Aim of the task:
Extract, from the records beneath this instruction, each line that contains the word "JSON".

--- Start of Source material ---

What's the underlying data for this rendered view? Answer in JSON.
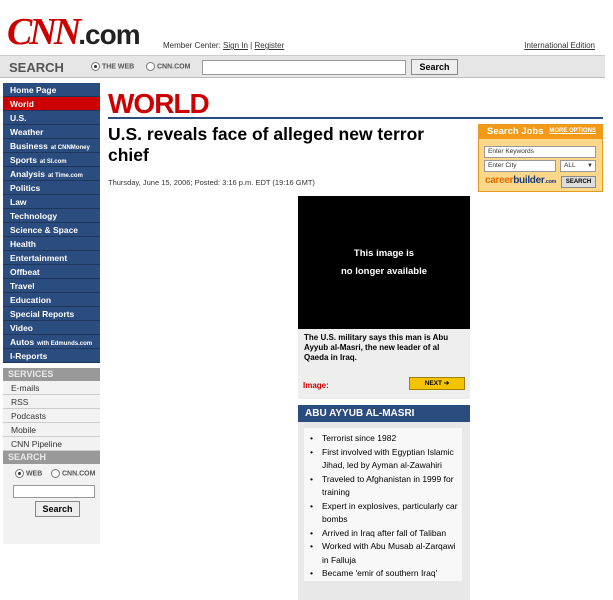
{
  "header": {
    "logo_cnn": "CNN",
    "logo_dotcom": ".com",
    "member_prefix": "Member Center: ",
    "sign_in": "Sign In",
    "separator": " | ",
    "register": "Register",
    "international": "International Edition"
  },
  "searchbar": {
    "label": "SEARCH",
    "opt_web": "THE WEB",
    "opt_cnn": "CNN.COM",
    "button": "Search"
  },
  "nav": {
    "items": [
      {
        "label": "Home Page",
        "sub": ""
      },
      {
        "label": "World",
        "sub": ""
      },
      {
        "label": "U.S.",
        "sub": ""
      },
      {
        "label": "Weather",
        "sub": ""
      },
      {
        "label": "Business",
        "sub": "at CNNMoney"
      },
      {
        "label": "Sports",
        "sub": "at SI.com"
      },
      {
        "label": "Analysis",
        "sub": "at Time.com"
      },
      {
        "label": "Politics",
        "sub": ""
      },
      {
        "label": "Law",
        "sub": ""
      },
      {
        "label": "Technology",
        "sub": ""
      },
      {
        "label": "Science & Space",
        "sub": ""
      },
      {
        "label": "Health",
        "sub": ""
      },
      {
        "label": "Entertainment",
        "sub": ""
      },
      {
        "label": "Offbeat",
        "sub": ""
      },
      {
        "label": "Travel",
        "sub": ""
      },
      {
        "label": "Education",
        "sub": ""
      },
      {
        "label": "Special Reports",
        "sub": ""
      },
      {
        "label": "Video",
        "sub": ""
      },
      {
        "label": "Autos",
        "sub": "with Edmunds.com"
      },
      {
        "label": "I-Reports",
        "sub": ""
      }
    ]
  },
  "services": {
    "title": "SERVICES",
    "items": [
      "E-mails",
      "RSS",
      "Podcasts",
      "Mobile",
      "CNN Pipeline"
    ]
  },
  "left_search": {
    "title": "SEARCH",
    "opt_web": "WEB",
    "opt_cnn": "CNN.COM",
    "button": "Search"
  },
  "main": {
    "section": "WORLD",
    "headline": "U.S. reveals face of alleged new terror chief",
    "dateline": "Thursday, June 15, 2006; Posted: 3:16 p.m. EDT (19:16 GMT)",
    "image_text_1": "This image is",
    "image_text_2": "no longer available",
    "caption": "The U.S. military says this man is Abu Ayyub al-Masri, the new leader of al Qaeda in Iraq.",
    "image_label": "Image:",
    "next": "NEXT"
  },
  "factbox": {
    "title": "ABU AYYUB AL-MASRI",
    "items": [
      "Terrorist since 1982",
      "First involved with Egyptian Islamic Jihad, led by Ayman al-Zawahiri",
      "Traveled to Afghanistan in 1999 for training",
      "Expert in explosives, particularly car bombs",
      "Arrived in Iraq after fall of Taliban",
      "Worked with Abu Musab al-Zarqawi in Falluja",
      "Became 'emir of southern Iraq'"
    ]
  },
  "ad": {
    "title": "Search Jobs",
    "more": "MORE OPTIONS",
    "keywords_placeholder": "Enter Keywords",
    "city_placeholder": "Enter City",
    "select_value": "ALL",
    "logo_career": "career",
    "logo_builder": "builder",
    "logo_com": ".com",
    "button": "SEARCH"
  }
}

--- End of Source material ---
--- Start of Source material ---

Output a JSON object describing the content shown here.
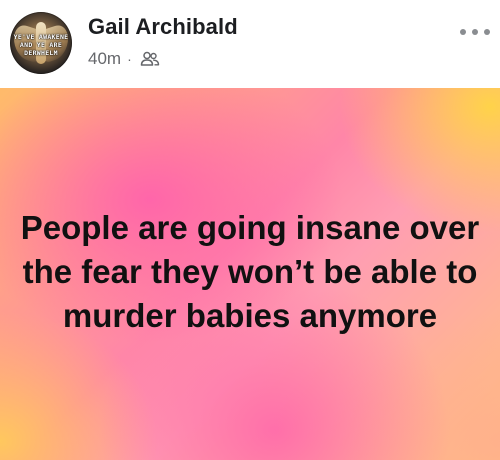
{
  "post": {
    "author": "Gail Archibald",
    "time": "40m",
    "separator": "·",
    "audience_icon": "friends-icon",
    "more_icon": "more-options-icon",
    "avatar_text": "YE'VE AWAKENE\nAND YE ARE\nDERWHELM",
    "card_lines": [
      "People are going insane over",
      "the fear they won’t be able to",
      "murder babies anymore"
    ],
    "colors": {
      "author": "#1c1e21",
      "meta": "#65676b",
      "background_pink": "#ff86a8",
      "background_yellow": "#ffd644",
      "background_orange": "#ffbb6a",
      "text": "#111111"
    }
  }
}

--- End of Source material ---

Task solution:
What's the underlying data for this rendered view? Answer in JSON.
Output a JSON object describing the content shown here.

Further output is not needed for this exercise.